[Data items]
BEGIN

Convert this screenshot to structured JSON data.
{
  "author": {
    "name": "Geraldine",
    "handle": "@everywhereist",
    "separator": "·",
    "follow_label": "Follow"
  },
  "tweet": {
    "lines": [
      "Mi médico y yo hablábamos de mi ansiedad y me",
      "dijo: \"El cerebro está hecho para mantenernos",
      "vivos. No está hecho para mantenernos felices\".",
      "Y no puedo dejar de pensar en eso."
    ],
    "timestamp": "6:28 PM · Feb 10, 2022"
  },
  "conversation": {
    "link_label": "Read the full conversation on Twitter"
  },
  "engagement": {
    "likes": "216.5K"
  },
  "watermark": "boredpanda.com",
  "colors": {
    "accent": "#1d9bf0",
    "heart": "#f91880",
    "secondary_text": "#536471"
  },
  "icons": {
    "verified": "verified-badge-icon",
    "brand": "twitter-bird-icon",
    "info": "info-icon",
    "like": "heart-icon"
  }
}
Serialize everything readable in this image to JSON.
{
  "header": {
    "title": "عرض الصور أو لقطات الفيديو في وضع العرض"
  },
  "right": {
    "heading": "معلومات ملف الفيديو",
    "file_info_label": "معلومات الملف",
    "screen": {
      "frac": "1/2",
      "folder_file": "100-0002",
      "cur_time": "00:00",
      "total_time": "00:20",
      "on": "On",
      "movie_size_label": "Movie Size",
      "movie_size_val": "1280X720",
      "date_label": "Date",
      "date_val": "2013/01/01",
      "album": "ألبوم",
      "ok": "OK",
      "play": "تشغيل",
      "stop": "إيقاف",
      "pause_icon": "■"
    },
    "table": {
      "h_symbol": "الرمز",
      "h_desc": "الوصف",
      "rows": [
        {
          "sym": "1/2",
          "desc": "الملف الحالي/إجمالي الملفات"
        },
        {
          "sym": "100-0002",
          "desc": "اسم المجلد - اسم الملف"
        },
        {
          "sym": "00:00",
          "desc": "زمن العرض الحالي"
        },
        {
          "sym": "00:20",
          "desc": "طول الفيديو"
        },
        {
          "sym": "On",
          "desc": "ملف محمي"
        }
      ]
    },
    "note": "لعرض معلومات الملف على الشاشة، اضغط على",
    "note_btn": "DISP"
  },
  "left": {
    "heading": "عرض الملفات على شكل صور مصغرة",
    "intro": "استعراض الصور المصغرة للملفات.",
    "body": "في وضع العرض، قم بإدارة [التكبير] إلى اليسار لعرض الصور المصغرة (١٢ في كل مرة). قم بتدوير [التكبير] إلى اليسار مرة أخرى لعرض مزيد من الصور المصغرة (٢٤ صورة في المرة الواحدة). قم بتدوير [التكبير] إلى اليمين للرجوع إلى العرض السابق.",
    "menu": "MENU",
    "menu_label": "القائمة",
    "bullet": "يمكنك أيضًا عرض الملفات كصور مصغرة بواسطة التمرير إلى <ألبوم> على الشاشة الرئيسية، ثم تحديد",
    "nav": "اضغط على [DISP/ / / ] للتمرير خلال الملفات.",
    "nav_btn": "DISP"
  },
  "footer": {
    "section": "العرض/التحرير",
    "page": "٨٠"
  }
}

END

**The request**:
From the preceding material, extract every line exactly.

**Written answer**:
Convert this screenshot to structured JSON data.
{
  "author": {
    "name": "Geraldine",
    "handle": "@everywhereist",
    "separator": "·",
    "follow_label": "Follow"
  },
  "tweet": {
    "lines": [
      "Mi médico y yo hablábamos de mi ansiedad y me",
      "dijo: \"El cerebro está hecho para mantenernos",
      "vivos. No está hecho para mantenernos felices\".",
      "Y no puedo dejar de pensar en eso."
    ],
    "timestamp": "6:28 PM · Feb 10, 2022"
  },
  "conversation": {
    "link_label": "Read the full conversation on Twitter"
  },
  "engagement": {
    "likes": "216.5K"
  },
  "watermark": "boredpanda.com",
  "colors": {
    "accent": "#1d9bf0",
    "heart": "#f91880",
    "secondary_text": "#536471"
  },
  "icons": {
    "verified": "verified-badge-icon",
    "brand": "twitter-bird-icon",
    "info": "info-icon",
    "like": "heart-icon"
  }
}
Serialize everything readable in this image to JSON.
{
  "header": {
    "title": "عرض الصور أو لقطات الفيديو في وضع العرض"
  },
  "right": {
    "heading": "معلومات ملف الفيديو",
    "file_info_label": "معلومات الملف",
    "screen": {
      "frac": "1/2",
      "folder_file": "100-0002",
      "cur_time": "00:00",
      "total_time": "00:20",
      "on": "On",
      "movie_size_label": "Movie Size",
      "movie_size_val": "1280X720",
      "date_label": "Date",
      "date_val": "2013/01/01",
      "album": "ألبوم",
      "ok": "OK",
      "play": "تشغيل",
      "stop": "إيقاف",
      "pause_icon": "■"
    },
    "table": {
      "h_symbol": "الرمز",
      "h_desc": "الوصف",
      "rows": [
        {
          "sym": "1/2",
          "desc": "الملف الحالي/إجمالي الملفات"
        },
        {
          "sym": "100-0002",
          "desc": "اسم المجلد - اسم الملف"
        },
        {
          "sym": "00:00",
          "desc": "زمن العرض الحالي"
        },
        {
          "sym": "00:20",
          "desc": "طول الفيديو"
        },
        {
          "sym": "On",
          "desc": "ملف محمي"
        }
      ]
    },
    "note": "لعرض معلومات الملف على الشاشة، اضغط على",
    "note_btn": "DISP"
  },
  "left": {
    "heading": "عرض الملفات على شكل صور مصغرة",
    "intro": "استعراض الصور المصغرة للملفات.",
    "body": "في وضع العرض، قم بإدارة [التكبير] إلى اليسار لعرض الصور المصغرة (١٢ في كل مرة). قم بتدوير [التكبير] إلى اليسار مرة أخرى لعرض مزيد من الصور المصغرة (٢٤ صورة في المرة الواحدة). قم بتدوير [التكبير] إلى اليمين للرجوع إلى العرض السابق.",
    "menu": "MENU",
    "menu_label": "القائمة",
    "bullet": "يمكنك أيضًا عرض الملفات كصور مصغرة بواسطة التمرير إلى <ألبوم> على الشاشة الرئيسية، ثم تحديد",
    "nav": "اضغط على [DISP/ / / ] للتمرير خلال الملفات.",
    "nav_btn": "DISP"
  },
  "footer": {
    "section": "العرض/التحرير",
    "page": "٨٠"
  }
}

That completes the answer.